▸ **Task prompt**: Every record here should be printed again exactly.

▸ **Extracted entries**:
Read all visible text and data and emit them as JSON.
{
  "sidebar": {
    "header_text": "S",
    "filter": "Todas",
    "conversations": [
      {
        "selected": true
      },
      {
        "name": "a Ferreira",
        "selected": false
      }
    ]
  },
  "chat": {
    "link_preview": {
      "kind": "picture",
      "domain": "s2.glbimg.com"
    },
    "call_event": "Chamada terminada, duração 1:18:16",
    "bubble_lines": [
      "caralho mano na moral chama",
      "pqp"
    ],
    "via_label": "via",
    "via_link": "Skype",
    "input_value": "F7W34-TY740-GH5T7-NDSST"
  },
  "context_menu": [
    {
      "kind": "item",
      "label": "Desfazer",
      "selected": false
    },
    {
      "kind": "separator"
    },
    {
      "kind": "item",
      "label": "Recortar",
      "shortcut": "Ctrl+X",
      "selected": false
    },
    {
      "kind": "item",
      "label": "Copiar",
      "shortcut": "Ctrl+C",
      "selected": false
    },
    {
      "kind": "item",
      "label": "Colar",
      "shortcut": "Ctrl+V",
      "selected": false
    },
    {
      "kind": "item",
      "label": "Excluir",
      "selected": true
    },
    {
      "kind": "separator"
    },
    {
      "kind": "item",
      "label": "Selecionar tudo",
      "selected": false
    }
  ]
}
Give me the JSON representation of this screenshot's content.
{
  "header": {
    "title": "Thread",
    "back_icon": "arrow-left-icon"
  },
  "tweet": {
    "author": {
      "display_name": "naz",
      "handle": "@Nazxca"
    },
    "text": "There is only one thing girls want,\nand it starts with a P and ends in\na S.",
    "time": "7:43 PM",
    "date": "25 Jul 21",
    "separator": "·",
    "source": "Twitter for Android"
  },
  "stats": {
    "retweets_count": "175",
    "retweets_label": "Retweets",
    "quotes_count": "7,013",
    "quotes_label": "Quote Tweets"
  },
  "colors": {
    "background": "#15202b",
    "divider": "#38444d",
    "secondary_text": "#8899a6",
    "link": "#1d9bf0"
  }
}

▸ **Task solution**:
Read all visible text and data and emit them as JSON.
{
  "sidebar": {
    "header_text": "S",
    "filter": "Todas",
    "conversations": [
      {
        "selected": true
      },
      {
        "name": "a Ferreira",
        "selected": false
      }
    ]
  },
  "chat": {
    "link_preview": {
      "kind": "picture",
      "domain": "s2.glbimg.com"
    },
    "call_event": "Chamada terminada, duração 1:18:16",
    "bubble_lines": [
      "caralho mano na moral chama",
      "pqp"
    ],
    "via_label": "via",
    "via_link": "Skype",
    "input_value": "F7W34-TY740-GH5T7-NDSST"
  },
  "context_menu": [
    {
      "kind": "item",
      "label": "Desfazer",
      "selected": false
    },
    {
      "kind": "separator"
    },
    {
      "kind": "item",
      "label": "Recortar",
      "shortcut": "Ctrl+X",
      "selected": false
    },
    {
      "kind": "item",
      "label": "Copiar",
      "shortcut": "Ctrl+C",
      "selected": false
    },
    {
      "kind": "item",
      "label": "Colar",
      "shortcut": "Ctrl+V",
      "selected": false
    },
    {
      "kind": "item",
      "label": "Excluir",
      "selected": true
    },
    {
      "kind": "separator"
    },
    {
      "kind": "item",
      "label": "Selecionar tudo",
      "selected": false
    }
  ]
}
Give me the JSON representation of this screenshot's content.
{
  "header": {
    "title": "Thread",
    "back_icon": "arrow-left-icon"
  },
  "tweet": {
    "author": {
      "display_name": "naz",
      "handle": "@Nazxca"
    },
    "text": "There is only one thing girls want,\nand it starts with a P and ends in\na S.",
    "time": "7:43 PM",
    "date": "25 Jul 21",
    "separator": "·",
    "source": "Twitter for Android"
  },
  "stats": {
    "retweets_count": "175",
    "retweets_label": "Retweets",
    "quotes_count": "7,013",
    "quotes_label": "Quote Tweets"
  },
  "colors": {
    "background": "#15202b",
    "divider": "#38444d",
    "secondary_text": "#8899a6",
    "link": "#1d9bf0"
  }
}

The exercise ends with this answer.